Set task:
Can you transcribe every record below exactly as it appears?

Provided information:
** begin **
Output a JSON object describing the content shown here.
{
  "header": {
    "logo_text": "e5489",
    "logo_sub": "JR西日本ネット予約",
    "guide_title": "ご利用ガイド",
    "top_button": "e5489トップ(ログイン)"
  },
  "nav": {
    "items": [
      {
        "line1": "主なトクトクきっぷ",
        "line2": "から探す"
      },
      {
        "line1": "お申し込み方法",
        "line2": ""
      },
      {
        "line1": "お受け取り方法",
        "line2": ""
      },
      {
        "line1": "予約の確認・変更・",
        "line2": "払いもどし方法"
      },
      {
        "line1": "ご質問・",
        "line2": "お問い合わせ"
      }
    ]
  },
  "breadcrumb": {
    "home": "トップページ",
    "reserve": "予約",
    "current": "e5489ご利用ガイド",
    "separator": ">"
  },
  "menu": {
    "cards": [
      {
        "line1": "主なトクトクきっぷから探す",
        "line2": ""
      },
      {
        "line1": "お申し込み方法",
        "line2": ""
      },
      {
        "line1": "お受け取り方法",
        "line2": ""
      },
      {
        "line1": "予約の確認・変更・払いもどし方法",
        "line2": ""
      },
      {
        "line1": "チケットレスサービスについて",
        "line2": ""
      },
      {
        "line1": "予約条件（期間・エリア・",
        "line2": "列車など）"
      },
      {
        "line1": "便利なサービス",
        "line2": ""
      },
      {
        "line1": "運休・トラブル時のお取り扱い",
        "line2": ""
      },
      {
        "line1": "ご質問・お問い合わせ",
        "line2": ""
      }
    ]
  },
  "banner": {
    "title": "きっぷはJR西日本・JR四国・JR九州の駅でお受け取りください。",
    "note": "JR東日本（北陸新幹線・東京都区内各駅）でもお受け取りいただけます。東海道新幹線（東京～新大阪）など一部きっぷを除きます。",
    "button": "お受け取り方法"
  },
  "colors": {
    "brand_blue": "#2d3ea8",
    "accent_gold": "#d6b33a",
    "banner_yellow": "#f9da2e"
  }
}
** end **
Right answer:
Output a JSON object describing the content shown here.
{
  "header": {
    "logo_text": "e5489",
    "logo_sub": "JR西日本ネット予約",
    "guide_title": "ご利用ガイド",
    "top_button": "e5489トップ(ログイン)"
  },
  "nav": {
    "items": [
      {
        "line1": "主なトクトクきっぷ",
        "line2": "から探す"
      },
      {
        "line1": "お申し込み方法",
        "line2": ""
      },
      {
        "line1": "お受け取り方法",
        "line2": ""
      },
      {
        "line1": "予約の確認・変更・",
        "line2": "払いもどし方法"
      },
      {
        "line1": "ご質問・",
        "line2": "お問い合わせ"
      }
    ]
  },
  "breadcrumb": {
    "home": "トップページ",
    "reserve": "予約",
    "current": "e5489ご利用ガイド",
    "separator": ">"
  },
  "menu": {
    "cards": [
      {
        "line1": "主なトクトクきっぷから探す",
        "line2": ""
      },
      {
        "line1": "お申し込み方法",
        "line2": ""
      },
      {
        "line1": "お受け取り方法",
        "line2": ""
      },
      {
        "line1": "予約の確認・変更・払いもどし方法",
        "line2": ""
      },
      {
        "line1": "チケットレスサービスについて",
        "line2": ""
      },
      {
        "line1": "予約条件（期間・エリア・",
        "line2": "列車など）"
      },
      {
        "line1": "便利なサービス",
        "line2": ""
      },
      {
        "line1": "運休・トラブル時のお取り扱い",
        "line2": ""
      },
      {
        "line1": "ご質問・お問い合わせ",
        "line2": ""
      }
    ]
  },
  "banner": {
    "title": "きっぷはJR西日本・JR四国・JR九州の駅でお受け取りください。",
    "note": "JR東日本（北陸新幹線・東京都区内各駅）でもお受け取りいただけます。東海道新幹線（東京～新大阪）など一部きっぷを除きます。",
    "button": "お受け取り方法"
  },
  "colors": {
    "brand_blue": "#2d3ea8",
    "accent_gold": "#d6b33a",
    "banner_yellow": "#f9da2e"
  }
}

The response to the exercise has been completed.